Page extract:
=-=-=-=-=
Great Irish Famine victims were heavy smokers which caused badly rotten teeth, researchers from the University of Otago, New Zealand and Queen’s University Belfast (QUB) have discovered. The research was carried out on the teeth of 363 adult victims of the Great Irish Famine, who died in the Kilkenny Union Workhouse between 1847 and 1851.
The findings show poor oral health among most of the famine victims, with 80% of the adult remains showing evidence of tooth decay, and over half missing teeth. There were also revealing signs of pipe smoking marks on their teeth.
This is the first study that explores the relationship between smoking and oral health in an archaeological sample of a historical population. Prof. Eileen Murphy, from QUB explains this research is important as the current clinical understanding of how smoking affects oral health is not fully understood, and this study adds to that discourse: “As well as this, the study also gives us a unique insight into the living conditions of the working classes in Victorian Irish society at the time of the Great Famine”.
Dr Jonny Geber, from the Department of Anatomy at the University of Otago says: “We believe the bad condition of the teeth studied was because of widespread pipe smoking in both men and women, rather than their diet of potatoes and milk, as a comparative study of the 20th century population on the same diet didn’t have the same evidence of poor oral health”.
=-=-=-=-=
Recorded data:
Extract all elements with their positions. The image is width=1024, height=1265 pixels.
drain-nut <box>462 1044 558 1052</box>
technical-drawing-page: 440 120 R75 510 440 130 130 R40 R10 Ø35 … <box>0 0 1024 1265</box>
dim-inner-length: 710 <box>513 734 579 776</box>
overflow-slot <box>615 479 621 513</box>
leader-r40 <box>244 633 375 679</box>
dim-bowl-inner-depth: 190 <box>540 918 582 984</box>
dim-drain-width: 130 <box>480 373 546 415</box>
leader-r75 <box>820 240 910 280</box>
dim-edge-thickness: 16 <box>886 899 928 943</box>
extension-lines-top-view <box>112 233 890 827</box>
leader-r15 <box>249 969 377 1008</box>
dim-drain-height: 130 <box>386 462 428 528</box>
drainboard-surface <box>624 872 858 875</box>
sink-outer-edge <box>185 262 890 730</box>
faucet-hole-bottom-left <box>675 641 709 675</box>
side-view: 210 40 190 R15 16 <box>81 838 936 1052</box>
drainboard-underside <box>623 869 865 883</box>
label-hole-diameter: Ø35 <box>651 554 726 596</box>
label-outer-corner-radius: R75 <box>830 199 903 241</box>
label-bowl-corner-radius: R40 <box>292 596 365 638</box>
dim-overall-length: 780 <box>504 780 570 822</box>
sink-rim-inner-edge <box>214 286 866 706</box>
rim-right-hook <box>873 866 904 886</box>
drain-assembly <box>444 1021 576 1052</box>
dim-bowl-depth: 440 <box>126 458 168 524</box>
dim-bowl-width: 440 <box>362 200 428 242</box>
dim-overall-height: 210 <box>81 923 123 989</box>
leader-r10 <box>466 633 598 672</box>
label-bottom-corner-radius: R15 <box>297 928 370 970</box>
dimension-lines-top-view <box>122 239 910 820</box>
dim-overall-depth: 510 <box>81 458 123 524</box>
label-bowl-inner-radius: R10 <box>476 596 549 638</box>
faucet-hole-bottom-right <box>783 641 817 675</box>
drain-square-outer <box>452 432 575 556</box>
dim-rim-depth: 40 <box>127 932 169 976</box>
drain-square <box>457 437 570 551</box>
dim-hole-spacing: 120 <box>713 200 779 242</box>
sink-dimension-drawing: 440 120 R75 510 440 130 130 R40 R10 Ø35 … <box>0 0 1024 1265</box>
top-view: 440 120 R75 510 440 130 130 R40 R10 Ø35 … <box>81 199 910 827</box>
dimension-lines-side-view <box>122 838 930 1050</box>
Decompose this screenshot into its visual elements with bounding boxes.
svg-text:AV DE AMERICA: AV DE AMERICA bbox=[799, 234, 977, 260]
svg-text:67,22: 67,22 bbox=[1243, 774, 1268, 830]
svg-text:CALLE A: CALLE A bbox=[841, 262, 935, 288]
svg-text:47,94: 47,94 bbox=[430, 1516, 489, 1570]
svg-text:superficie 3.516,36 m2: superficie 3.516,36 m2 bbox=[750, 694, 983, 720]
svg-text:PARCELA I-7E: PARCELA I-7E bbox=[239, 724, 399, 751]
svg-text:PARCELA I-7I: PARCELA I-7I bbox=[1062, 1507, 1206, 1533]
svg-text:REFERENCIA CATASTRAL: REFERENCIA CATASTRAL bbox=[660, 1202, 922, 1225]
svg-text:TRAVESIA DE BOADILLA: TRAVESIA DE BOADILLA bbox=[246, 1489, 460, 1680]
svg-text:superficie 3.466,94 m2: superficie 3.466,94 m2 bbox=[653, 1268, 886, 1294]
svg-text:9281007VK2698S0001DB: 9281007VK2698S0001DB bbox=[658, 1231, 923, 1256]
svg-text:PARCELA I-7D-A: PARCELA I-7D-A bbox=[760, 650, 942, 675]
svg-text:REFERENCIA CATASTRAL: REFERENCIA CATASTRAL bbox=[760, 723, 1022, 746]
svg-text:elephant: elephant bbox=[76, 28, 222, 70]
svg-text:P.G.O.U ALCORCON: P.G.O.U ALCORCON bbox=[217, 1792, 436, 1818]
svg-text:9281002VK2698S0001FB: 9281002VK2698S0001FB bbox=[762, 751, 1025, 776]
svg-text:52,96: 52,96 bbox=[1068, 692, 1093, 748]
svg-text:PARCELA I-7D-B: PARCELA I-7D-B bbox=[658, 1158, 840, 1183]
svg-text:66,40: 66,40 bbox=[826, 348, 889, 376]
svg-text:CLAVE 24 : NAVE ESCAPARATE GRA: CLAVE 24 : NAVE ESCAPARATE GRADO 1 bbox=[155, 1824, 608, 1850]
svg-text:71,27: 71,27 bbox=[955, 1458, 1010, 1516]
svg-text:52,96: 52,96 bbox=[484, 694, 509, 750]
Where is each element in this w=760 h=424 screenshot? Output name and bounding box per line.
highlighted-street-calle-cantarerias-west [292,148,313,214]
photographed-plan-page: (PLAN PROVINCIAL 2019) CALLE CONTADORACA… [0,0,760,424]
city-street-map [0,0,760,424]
=-=-=-=-=
Assignment A:
Rewrite the famine study text from "Great Irish Famine victims" down to "on their teeth.", using "casualties" wherever "victims" appears.
Assignment B:
In the famine study text, what share of the adult remains showed evidence of tooth decay?

Expected output A:
Great Irish Famine casualties were heavy smokers which caused badly rotten teeth, researchers from the University of Otago, New Zealand and Queen’s University Belfast (QUB) have discovered. The research was carried out on the teeth of 363 adult casualties of the Great Irish Famine, who died in the Kilkenny Union Workhouse between 1847 and 1851.
The findings show poor oral health among most of the famine casualties, with 80% of the adult remains showing evidence of tooth decay, and over half missing teeth. There were also revealing signs of pipe smoking marks on their teeth.

Expected output B:
80%